The fuel cell system exhibits strong nonlinear and discontinuous behavior. The sequence control of the start-up procedure runs through several states in which air, steam, and then gas flow through the system. This results in abrupt and discontinuous property changes and requires state-dependent resetting of control parameters. Furthermore, the chemical reactions taking place in the gas generator and the gas clean-up, which are nonlinear in nature, must be taken into account.
Given the complexity of the fuel cell system, we decided to develop the controller in stages, focusing on the individual subsystems and then merging them using a Simulink library of essential control elements. The control system included four functional groups:
The fuel cell stack subsystem and the gas generator operate in many different states. The operating state is determined by the nature of the working fluid (either gas or steam), by load conditions, and by the operating mode (such as normal, start-up, shutdown, and emergency). We modeled the control system’s supervisory logic using a state machine developed in Stateflow®.
The various control loops are tightly coupled, but the effects of their interdependence can be reduced by clearly defined state logic. To ensure smooth transitions, we adjusted the control parameters for each state. In most cases we found that a well-tuned PI controller with anti wind-up was sufficient to ensure smooth behavior.
Since the fuel cell stack exhibits a pronounced nonlinear behavior, classical PID controllers would not work for the fuel cell. Therefore we implemented a MIMO scalar fuzzy controller, relaxing the practical tuning requirements. We used state-dependent mappings created in Stateflow to establish the set points (desired states) of the actuators (Figure 1).
The alarms not only handle the various emergency conditions; they also ensure that the prototype fuel cell system operates within safe limits under all circumstances. Cost, as well as safety, is an important design consideration: some components are unique and therefore expensive and time-consuming to replace.
To facilitate alarm management, we implemented an alarm-handling system that lets the operator enable, disable, and parameterize the alarm functions online. The application checks all available hardware and software signals and generates an alarm definition table in which the alarm conditions are defined. This powerful functionality is especially helpful when new and complicated systems are tested in the field under severe time restrictions.

■ **Goal 1**: Copy the part of the fuel cell control text that begins at the words "Since the fuel" and stops after "time-consuming to replace.".
■ **Goal 2**: In the fuel cell control text, what type of controller was put in place for the fuel cell stack?
■ **Goal 3**: Carry the text on fuel cell system control further, picking up after its last sentence.

■ **Entries shown**:
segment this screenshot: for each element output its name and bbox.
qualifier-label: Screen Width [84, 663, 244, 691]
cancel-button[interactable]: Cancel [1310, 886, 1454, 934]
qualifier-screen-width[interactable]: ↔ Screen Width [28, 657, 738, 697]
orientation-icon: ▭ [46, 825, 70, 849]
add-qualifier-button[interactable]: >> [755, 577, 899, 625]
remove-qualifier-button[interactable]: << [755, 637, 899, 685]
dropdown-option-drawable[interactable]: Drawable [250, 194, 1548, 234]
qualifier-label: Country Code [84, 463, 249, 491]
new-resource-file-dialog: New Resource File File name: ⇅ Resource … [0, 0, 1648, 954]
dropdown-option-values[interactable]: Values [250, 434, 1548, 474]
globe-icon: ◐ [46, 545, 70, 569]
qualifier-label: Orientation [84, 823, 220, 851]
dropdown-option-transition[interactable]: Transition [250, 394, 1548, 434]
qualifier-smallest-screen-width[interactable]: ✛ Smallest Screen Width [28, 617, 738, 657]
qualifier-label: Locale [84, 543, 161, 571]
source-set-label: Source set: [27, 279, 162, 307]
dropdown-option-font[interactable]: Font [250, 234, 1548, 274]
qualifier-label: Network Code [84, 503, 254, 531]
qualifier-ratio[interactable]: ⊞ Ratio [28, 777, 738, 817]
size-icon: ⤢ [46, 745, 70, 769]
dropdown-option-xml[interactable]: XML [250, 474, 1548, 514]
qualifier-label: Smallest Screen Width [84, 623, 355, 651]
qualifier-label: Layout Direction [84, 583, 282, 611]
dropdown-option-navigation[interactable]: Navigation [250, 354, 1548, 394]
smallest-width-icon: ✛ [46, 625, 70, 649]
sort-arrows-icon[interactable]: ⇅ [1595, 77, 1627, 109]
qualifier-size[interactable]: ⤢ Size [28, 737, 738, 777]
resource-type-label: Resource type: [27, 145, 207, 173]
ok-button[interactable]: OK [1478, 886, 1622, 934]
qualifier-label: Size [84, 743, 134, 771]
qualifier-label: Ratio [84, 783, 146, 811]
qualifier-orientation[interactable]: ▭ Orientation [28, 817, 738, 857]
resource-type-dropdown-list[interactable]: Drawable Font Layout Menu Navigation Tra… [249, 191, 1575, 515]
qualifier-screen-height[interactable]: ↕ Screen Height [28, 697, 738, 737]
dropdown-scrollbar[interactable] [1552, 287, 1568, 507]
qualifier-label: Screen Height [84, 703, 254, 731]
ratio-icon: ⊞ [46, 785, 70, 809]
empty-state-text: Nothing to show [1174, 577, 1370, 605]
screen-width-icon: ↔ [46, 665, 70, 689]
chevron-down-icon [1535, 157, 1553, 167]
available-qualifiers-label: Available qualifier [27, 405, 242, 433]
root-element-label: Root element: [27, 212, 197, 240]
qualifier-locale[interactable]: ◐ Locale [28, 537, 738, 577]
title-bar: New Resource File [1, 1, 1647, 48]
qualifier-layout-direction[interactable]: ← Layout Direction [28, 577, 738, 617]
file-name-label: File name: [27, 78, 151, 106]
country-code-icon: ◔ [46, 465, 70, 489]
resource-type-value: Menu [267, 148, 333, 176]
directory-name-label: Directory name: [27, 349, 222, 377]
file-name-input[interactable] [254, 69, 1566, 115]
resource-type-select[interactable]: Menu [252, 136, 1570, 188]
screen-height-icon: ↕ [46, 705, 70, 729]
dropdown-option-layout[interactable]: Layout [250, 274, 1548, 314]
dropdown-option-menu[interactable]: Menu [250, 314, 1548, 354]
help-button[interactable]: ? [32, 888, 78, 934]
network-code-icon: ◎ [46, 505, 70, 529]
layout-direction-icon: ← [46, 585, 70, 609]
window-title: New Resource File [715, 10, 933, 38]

■ **Task answer 1**:
Since the fuel cell stack exhibits a pronounced nonlinear behavior, classical PID controllers would not work for the fuel cell. Therefore we implemented a MIMO scalar fuzzy controller, relaxing the practical tuning requirements. We used state-dependent mappings created in Stateflow to establish the set points (desired states) of the actuators (Figure 1).
The alarms not only handle the various emergency conditions; they also ensure that the prototype fuel cell system operates within safe limits under all circumstances. Cost, as well as safety, is an important design consideration: some components are unique and therefore expensive and time-consuming to replace.

■ **Task answer 2**: A MIMO scalar fuzzy controller.

■ **Task answer 3**:
After thoroughly testing the fuel cell process model and its control system, we generated the embedded software using Real-Time Workshop® and Stateflow® Coder. To do this we separated the control system model from the process model along the I/O interfaces. Separation was easy because data conversion blocks transform the signal values of the CAN Bus to physical values, and vice versa.
We compiled and deployed the automatically generated C code using xPC Target, a real-time operating environment. The extended control functionality required powerful target hardware. We selected the PC-compatible xPC TargetBox®. Communication between the control system and process (plant model) was via CAN-Bus, minimizing cabling efforts.
After building and installing the executable program on the embedded system, we were ready to begin testing the control software. The real process was not yet available, however, and the risk of damaging the expensive prototype hardware with untested software was too high.
The most realistic approach was HIL (Figure 2). For this approach to work, the process model would have to be accurate enough to allow us to test the embedded software under all relevant modes of operation.
We set up the real-time process simulation using a regular industrial PC. Our HIL simulations traversed the control system’s entire operational envelope under normal as well as extreme conditions. We executed test scripts automatically in batch runs, saving hours of development time. Code reviews and tests showed that the generated code was efficient.
Our simulation results mapped closely to measured results. Figure 3 shows how well the temperature of the gas generation unit is controlled under extreme load variations.